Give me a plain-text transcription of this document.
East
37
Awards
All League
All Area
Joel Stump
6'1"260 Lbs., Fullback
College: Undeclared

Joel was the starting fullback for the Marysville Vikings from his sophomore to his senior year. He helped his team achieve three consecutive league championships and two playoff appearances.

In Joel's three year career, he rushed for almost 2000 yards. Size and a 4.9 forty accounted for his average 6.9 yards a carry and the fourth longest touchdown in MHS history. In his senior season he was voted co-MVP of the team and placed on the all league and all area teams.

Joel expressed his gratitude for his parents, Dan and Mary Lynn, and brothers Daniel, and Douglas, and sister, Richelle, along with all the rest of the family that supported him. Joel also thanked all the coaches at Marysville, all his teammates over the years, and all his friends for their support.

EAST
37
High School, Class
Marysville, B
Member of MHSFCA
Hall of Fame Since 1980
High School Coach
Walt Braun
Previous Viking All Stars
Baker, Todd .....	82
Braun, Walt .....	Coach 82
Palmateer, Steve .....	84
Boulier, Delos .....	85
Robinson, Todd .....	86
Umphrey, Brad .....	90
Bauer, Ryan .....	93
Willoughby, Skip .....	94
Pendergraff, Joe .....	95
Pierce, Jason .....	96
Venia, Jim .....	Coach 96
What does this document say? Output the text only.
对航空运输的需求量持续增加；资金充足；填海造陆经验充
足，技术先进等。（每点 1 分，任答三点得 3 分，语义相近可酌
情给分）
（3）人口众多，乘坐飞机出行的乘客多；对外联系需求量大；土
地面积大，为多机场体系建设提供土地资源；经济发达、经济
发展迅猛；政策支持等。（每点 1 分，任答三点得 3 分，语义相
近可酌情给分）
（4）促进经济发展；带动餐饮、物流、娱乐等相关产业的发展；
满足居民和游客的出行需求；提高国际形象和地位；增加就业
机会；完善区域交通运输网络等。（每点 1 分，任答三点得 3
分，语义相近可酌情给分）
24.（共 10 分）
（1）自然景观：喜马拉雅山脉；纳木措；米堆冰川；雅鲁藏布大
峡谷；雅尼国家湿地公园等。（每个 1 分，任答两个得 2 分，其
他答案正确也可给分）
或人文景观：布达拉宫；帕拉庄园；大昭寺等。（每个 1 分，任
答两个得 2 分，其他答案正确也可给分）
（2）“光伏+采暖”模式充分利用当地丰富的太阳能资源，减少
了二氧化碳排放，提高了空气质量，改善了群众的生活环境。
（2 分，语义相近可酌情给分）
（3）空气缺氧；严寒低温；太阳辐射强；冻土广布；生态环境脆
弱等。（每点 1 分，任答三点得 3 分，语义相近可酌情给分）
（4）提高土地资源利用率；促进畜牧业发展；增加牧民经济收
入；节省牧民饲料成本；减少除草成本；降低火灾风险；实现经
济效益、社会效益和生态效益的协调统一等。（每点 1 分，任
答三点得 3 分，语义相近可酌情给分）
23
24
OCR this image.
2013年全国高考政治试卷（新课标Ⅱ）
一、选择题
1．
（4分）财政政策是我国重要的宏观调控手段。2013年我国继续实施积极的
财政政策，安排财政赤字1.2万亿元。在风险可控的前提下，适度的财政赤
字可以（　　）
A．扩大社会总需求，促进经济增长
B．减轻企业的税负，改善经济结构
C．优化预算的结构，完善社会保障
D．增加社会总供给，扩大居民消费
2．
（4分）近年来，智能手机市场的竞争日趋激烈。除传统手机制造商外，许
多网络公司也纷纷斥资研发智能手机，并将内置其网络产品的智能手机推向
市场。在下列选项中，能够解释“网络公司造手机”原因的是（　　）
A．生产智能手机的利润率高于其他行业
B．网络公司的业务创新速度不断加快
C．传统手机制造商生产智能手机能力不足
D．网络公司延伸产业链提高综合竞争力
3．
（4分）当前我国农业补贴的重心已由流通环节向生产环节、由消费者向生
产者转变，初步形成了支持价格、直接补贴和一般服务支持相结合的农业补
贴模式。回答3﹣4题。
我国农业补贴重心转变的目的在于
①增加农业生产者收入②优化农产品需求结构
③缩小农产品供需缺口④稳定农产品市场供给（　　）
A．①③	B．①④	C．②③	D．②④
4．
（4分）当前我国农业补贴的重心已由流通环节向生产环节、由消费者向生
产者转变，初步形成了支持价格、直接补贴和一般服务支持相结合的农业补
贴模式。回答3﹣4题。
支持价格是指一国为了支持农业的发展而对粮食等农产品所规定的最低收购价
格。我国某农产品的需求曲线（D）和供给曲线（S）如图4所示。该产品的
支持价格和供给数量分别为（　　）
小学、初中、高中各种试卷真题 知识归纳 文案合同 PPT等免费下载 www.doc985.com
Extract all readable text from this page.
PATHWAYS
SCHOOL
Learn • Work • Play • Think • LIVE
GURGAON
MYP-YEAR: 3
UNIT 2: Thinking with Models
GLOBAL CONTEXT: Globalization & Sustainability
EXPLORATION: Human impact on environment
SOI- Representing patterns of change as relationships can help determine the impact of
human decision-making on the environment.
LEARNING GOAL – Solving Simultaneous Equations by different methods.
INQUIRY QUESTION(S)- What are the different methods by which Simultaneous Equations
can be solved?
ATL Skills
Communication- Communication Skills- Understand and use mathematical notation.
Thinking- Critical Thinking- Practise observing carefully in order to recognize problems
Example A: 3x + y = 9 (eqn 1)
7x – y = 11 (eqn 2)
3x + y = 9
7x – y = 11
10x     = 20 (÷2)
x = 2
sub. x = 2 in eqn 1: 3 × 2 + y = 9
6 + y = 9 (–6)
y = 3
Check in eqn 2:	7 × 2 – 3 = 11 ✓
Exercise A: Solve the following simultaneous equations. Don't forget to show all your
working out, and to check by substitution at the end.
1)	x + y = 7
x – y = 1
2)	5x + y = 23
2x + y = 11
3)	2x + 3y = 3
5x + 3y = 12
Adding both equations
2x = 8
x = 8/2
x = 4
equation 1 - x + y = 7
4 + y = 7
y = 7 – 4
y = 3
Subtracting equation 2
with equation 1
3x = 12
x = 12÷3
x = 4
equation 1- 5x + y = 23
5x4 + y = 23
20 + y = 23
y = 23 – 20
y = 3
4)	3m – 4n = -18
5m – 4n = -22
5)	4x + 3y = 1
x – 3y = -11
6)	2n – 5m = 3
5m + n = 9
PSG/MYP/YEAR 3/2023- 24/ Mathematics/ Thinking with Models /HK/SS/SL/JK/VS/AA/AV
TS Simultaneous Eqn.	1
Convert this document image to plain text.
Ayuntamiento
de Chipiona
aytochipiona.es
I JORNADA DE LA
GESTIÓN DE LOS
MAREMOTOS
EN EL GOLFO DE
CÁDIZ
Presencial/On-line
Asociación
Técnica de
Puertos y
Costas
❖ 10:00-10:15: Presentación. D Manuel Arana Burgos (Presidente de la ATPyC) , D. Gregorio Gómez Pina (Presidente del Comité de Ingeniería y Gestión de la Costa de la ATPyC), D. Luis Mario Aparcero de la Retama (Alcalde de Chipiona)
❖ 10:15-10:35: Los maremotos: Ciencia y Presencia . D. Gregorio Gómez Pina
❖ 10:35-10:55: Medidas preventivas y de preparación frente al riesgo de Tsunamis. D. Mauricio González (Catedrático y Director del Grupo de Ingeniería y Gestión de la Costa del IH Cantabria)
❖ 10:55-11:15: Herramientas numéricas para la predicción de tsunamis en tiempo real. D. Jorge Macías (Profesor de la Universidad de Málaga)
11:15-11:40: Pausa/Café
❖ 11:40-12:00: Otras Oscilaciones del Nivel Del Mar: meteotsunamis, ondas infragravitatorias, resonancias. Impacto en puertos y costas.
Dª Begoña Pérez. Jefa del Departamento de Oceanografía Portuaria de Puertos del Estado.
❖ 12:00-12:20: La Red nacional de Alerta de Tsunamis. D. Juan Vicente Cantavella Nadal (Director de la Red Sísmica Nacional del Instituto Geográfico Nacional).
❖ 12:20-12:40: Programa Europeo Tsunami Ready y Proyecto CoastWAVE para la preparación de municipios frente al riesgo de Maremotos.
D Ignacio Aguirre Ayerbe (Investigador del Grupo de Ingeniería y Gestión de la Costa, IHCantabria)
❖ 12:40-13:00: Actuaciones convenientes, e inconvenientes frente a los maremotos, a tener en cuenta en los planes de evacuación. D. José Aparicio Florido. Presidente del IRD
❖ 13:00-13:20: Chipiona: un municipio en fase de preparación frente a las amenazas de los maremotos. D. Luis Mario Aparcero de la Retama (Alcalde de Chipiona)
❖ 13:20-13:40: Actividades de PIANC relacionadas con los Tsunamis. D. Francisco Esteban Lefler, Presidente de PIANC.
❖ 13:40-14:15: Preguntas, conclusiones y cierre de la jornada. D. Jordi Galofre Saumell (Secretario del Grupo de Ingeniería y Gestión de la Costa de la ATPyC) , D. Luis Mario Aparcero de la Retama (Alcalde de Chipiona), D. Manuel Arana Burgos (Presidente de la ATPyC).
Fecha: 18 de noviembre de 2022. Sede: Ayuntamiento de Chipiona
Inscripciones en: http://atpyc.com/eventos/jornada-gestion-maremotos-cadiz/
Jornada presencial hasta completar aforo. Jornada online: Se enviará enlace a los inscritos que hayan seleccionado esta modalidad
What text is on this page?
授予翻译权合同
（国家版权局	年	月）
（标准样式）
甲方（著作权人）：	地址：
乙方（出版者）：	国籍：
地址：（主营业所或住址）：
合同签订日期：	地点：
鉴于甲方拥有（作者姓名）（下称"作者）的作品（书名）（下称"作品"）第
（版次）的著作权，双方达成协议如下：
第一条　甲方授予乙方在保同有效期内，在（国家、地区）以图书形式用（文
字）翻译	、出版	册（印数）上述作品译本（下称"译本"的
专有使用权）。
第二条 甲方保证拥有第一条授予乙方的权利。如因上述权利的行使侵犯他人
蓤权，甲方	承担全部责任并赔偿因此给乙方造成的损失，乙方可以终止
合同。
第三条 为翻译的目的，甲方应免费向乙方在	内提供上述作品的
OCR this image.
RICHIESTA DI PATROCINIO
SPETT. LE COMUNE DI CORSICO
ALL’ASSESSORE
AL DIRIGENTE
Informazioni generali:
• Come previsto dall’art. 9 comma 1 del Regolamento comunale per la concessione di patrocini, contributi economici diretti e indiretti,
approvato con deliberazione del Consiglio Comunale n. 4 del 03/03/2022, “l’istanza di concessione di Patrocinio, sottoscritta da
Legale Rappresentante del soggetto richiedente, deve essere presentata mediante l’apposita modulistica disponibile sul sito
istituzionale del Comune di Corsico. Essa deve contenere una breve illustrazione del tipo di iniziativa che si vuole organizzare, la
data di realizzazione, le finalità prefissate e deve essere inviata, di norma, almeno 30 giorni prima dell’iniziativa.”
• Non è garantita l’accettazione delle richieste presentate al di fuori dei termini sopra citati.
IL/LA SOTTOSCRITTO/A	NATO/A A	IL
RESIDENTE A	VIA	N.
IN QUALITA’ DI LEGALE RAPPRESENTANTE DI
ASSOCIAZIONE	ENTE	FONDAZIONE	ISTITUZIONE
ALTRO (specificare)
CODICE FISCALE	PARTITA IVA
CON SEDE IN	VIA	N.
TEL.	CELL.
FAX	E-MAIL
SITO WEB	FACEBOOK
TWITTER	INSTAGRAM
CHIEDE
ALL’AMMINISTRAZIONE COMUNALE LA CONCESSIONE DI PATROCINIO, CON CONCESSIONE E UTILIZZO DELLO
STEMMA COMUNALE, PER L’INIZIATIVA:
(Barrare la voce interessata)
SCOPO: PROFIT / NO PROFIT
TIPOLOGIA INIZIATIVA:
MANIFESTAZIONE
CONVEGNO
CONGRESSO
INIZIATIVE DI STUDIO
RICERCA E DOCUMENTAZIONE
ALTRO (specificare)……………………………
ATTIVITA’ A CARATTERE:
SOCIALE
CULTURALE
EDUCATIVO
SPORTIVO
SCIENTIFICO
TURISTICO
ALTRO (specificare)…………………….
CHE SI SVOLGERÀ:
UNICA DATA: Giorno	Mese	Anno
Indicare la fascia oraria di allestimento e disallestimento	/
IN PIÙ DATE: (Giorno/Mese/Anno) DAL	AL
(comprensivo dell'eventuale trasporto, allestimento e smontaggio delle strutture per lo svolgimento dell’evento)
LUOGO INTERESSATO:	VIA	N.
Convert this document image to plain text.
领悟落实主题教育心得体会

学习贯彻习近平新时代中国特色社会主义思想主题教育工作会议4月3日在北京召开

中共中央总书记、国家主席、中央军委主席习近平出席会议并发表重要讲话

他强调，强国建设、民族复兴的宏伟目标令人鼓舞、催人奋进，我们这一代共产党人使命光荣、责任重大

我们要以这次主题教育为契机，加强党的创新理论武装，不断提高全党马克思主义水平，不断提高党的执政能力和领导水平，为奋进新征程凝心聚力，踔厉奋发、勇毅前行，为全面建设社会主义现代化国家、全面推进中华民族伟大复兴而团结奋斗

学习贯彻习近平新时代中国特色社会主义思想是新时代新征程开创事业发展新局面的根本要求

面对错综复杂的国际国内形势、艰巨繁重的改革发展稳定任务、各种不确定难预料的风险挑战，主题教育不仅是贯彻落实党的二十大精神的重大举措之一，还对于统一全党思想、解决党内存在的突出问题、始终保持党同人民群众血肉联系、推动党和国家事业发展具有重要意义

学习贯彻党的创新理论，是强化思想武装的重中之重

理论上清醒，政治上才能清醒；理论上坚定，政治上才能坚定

■ ■ ■ ■ ■ ■ ■

Copy out all lines where the word "specificare" appears.

ALTRO (specificare)
ALTRO (specificare)……………………………
ALTRO (specificare)…………………….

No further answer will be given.